■ Textauszug ■
Die Vielfalt der Beiträge und Aspekte ist groß, womit auch dokumentiert wird, dass die Breite der fachlichen Entwicklung im forensischen Feld enorm ist. Auffallend ist allerdings, dass die Darstellung der einzelnen Themen unterschiedlich viel Raum einnimmt. So wurden der forensischen Pflege und der Klinikseelsorge ein eigener Abschnitt bzw. ein eigenes Kapitel gewidmet, dem Beitrag der Sozialen Arbeit gerade einmal zwei Seiten. Ähnlich knapp gehalten sind auch die Hinweise zu Sport-, Musik- und Ergotherapie. Ausführlich geht Herausgeber Schmidt-Quernheim in dem von ihm verantworteten Kapitel auf die Überleitung und Nachsorge forensischer Patienten ein. Die Entwicklung der forensischen Psychiatrie hat in den letzten zwanzig Jahren zu einer deutlichen Annäherung zwischen den Versorgungssystemen der Forensik und Sozialpsychiatrie geführt, der Maßregelvollzug war und ist (und wird hoffentlich) durch eine strukturelle Öffnung geprägt.

■ Vorliegendes Material ■
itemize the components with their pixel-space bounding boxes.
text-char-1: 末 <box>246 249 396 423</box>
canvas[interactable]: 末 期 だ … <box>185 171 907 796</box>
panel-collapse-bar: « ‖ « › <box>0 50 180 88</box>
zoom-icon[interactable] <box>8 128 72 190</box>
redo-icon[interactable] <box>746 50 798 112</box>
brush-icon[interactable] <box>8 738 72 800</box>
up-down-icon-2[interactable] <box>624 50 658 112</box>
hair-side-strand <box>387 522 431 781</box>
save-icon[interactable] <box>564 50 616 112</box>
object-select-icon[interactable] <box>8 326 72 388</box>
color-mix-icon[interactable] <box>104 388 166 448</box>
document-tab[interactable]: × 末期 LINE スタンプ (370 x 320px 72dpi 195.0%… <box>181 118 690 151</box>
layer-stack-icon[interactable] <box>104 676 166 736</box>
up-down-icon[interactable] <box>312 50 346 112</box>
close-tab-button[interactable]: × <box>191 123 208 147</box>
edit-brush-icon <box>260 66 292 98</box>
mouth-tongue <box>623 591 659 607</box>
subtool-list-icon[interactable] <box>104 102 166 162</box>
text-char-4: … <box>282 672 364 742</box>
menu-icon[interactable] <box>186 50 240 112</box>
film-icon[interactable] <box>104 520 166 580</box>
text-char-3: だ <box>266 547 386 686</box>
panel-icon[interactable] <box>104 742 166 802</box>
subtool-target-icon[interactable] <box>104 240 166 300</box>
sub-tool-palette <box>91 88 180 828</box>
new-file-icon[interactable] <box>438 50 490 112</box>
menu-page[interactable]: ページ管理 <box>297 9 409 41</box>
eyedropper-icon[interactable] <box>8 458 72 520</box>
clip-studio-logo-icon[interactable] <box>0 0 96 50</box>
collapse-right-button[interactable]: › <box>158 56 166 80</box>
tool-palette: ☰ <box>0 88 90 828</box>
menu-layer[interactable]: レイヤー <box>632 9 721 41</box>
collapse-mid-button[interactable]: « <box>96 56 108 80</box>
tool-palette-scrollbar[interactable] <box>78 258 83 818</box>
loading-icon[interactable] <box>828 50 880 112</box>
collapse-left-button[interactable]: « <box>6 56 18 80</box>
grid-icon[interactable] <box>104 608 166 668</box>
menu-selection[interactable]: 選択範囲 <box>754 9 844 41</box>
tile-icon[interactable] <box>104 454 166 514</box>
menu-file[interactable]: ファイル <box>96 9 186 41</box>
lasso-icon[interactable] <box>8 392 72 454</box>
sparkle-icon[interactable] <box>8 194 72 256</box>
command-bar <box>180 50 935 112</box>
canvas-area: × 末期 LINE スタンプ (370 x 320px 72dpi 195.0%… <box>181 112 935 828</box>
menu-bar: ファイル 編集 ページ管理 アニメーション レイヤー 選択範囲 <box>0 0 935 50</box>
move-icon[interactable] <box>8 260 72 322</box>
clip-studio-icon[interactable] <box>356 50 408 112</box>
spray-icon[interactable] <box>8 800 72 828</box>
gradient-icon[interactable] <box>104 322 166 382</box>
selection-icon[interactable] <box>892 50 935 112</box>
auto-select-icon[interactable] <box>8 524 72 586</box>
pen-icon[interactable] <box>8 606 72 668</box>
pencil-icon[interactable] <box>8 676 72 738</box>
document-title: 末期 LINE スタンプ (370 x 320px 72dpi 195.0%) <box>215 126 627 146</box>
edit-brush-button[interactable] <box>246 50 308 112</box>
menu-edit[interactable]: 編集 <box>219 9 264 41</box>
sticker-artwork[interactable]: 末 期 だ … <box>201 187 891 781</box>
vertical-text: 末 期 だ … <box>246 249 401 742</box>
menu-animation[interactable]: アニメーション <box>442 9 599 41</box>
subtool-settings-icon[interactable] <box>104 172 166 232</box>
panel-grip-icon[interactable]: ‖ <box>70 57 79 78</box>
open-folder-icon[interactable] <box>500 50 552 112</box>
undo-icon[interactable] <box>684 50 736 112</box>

■ Aufgabe 1 ■
Wie viele Seiten sind laut dem Textauszug zur forensischen Psychiatrie dem Beitrag der Sozialen Arbeit gewidmet?
■ Aufgabe 2 ■
Setzen Sie den Textauszug zur forensischen Psychiatrie im Anschluss an seinen letzten Satz fort.
Das Material stammt aus einer anderen Quelle als der Textauszug.

■ Ergebnis 1 ■
Zwei Seiten.

■ Ergebnis 2 ■
Entsprechend hat die Bedeutung entlassvorbereitender Maßnahmen zur Erprobung im außerforensischen Umfeld und die mit der Reform der Führungsaufsicht 2007 eingeführte strukturierte forensische ambulante Nachsorge an Bedeutung gewonnen. Die Rahmenbedingungen dieser Öffnung, die praktisch-methodischen Aspekte, fachliche, Standards (Casemanagement, Fallkoordination) sowie verschiedene Entlassszenarien werden ausführlich dargestellt. Breiten Raum nimmt auch die Bedeutung des Maßregelvollzugs in der modernen Gesellschaft ein. Am Beispiel des »Falls Mollath« und die (nicht nur) in diesem Zusammenhang geführte öffentliche Debatte um die Praxis des Maßregelvollzugs, die gerichtlichen Besonderheiten eines Sicherungsverfahrens im Allgemeinen (und im Speziellen des Falles) werden dargestellt und diskutiert.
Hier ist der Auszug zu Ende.